# What this task involves
From the entries below, please gather each line containing the string "hőmérséklet".
===
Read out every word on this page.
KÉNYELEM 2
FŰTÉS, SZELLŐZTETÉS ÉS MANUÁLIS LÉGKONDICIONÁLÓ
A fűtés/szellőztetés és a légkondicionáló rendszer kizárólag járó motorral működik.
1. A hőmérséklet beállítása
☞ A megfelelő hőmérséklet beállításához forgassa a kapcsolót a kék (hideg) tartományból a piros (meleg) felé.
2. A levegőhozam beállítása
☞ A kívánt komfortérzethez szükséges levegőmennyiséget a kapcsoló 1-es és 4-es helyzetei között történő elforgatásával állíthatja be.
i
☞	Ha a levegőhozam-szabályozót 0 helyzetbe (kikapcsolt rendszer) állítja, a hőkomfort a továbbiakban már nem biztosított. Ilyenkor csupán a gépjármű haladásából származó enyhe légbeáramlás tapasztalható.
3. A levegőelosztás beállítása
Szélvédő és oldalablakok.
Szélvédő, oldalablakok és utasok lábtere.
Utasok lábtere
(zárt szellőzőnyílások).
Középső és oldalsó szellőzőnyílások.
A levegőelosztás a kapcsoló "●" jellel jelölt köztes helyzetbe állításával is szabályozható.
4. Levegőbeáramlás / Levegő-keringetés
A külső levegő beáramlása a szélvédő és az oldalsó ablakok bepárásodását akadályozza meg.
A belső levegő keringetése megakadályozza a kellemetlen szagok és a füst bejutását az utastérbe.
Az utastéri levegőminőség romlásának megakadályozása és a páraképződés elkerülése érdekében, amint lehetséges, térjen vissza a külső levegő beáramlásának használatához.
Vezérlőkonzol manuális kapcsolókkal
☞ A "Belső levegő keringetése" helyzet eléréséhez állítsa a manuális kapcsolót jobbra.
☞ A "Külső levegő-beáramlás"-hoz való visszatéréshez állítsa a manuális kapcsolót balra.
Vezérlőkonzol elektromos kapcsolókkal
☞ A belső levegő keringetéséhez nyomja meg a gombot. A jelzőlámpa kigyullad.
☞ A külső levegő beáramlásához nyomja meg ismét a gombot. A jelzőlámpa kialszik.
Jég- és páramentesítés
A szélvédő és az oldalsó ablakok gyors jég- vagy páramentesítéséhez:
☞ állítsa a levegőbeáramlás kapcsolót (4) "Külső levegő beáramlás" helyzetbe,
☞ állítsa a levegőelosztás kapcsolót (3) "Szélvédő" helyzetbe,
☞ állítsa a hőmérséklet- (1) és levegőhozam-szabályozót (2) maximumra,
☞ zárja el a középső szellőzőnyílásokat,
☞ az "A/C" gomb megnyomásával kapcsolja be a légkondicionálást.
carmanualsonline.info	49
===
# Answer to the task
1. A hőmérséklet beállítása
☞ A megfelelő hőmérséklet beállításához forgassa a kapcsolót a kék (hideg) tartományból a piros (meleg) felé.
☞ állítsa a hőmérséklet- (1) és levegőhozam-szabályozót (2) maximumra,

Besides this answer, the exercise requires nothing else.